EXERCISE AIM
In the listing below, locate the lines bearing the word "this". Copy every one of them.

[Figure collection entries]

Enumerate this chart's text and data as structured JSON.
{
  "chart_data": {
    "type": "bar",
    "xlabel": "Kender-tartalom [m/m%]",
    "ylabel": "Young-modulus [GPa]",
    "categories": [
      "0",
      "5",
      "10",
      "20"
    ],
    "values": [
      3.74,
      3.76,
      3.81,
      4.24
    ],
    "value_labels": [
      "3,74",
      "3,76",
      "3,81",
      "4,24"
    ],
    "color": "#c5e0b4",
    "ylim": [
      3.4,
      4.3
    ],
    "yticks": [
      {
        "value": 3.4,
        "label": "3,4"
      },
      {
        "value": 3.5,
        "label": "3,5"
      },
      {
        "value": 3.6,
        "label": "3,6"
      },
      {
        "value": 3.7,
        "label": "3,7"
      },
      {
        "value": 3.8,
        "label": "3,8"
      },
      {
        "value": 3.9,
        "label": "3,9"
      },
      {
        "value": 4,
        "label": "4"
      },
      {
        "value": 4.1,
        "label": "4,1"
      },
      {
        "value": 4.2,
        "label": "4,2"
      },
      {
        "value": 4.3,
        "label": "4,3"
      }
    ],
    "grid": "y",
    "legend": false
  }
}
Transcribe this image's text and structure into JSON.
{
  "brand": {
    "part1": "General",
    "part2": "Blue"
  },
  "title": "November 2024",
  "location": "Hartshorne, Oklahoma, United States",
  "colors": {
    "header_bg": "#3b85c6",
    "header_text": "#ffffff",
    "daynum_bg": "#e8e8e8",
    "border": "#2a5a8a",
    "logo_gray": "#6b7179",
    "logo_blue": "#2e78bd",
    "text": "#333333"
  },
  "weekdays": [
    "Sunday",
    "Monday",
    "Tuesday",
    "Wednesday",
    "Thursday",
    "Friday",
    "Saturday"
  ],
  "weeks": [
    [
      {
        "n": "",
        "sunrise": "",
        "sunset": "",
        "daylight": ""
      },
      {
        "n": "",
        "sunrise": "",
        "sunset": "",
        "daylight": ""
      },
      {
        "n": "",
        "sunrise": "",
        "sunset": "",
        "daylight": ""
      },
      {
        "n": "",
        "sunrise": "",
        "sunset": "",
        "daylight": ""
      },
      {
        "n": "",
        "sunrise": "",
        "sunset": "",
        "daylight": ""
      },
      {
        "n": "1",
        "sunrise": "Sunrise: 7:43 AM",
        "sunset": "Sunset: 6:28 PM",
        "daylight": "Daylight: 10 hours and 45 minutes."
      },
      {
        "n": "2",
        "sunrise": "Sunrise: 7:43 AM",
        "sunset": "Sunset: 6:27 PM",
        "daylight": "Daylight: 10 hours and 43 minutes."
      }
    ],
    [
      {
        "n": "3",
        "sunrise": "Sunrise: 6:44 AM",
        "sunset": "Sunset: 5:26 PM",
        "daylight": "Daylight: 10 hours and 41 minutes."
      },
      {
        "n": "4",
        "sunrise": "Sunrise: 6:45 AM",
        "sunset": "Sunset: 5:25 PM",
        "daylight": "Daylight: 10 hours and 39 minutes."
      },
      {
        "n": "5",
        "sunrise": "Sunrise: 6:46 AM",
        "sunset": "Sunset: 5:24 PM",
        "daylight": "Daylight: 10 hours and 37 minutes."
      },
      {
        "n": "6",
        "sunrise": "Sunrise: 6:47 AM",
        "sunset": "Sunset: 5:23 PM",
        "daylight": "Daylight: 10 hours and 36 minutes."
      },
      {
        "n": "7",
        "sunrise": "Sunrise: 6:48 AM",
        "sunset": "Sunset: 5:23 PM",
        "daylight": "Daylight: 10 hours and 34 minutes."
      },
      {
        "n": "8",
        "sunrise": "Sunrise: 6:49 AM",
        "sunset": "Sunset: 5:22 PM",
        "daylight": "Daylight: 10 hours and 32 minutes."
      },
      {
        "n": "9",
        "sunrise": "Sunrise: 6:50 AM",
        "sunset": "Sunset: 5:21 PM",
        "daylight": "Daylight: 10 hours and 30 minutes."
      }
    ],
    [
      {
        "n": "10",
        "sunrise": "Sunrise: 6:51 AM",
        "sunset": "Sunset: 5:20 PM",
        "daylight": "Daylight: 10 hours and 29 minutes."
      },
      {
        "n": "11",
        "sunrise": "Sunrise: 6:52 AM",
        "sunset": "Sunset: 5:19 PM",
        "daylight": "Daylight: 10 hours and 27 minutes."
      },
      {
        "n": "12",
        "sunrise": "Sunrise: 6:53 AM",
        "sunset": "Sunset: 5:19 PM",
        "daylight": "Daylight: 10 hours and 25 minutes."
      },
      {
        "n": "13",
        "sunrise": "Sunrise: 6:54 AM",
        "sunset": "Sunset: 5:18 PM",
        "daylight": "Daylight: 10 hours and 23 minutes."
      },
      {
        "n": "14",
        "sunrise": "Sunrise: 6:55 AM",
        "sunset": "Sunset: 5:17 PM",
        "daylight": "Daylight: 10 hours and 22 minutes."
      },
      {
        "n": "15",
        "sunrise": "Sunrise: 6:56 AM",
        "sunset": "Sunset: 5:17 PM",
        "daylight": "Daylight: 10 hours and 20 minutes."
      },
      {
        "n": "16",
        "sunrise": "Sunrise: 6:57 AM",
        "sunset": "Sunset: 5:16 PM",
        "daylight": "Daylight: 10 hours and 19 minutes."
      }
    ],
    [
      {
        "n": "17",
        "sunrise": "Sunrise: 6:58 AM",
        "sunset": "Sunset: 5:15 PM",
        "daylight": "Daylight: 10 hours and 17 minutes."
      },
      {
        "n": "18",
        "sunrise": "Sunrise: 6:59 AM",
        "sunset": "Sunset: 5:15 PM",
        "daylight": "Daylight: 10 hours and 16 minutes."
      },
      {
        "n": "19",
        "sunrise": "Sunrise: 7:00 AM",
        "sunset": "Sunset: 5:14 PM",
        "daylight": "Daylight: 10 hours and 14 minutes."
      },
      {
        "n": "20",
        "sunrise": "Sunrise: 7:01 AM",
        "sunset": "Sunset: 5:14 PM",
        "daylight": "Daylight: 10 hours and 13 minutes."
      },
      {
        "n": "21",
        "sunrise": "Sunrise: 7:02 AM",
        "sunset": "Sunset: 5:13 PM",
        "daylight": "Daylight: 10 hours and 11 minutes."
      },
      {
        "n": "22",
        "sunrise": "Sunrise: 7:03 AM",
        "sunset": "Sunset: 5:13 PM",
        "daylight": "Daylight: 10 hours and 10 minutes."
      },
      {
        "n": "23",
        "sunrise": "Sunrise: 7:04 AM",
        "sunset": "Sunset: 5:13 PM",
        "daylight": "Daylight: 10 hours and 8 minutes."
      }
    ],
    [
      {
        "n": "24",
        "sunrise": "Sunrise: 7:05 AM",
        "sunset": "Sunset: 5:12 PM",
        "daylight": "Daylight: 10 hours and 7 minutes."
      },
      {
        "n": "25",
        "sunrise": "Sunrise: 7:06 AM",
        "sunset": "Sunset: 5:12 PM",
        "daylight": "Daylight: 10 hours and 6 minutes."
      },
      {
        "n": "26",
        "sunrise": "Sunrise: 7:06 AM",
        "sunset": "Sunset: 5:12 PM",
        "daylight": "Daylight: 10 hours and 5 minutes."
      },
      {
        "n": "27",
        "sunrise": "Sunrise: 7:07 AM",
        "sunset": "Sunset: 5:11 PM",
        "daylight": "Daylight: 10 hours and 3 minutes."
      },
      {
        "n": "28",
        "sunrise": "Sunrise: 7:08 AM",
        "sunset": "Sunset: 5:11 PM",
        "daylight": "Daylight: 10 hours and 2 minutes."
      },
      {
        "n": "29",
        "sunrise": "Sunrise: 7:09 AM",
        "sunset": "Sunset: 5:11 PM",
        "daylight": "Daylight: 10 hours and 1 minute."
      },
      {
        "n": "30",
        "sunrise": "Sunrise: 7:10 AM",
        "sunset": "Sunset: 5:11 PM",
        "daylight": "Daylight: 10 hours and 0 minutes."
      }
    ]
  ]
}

ANSWER TO THE TASK
Enumerate this chart's text and data as structured JSON.
Transcribe this image's text and structure into JSON.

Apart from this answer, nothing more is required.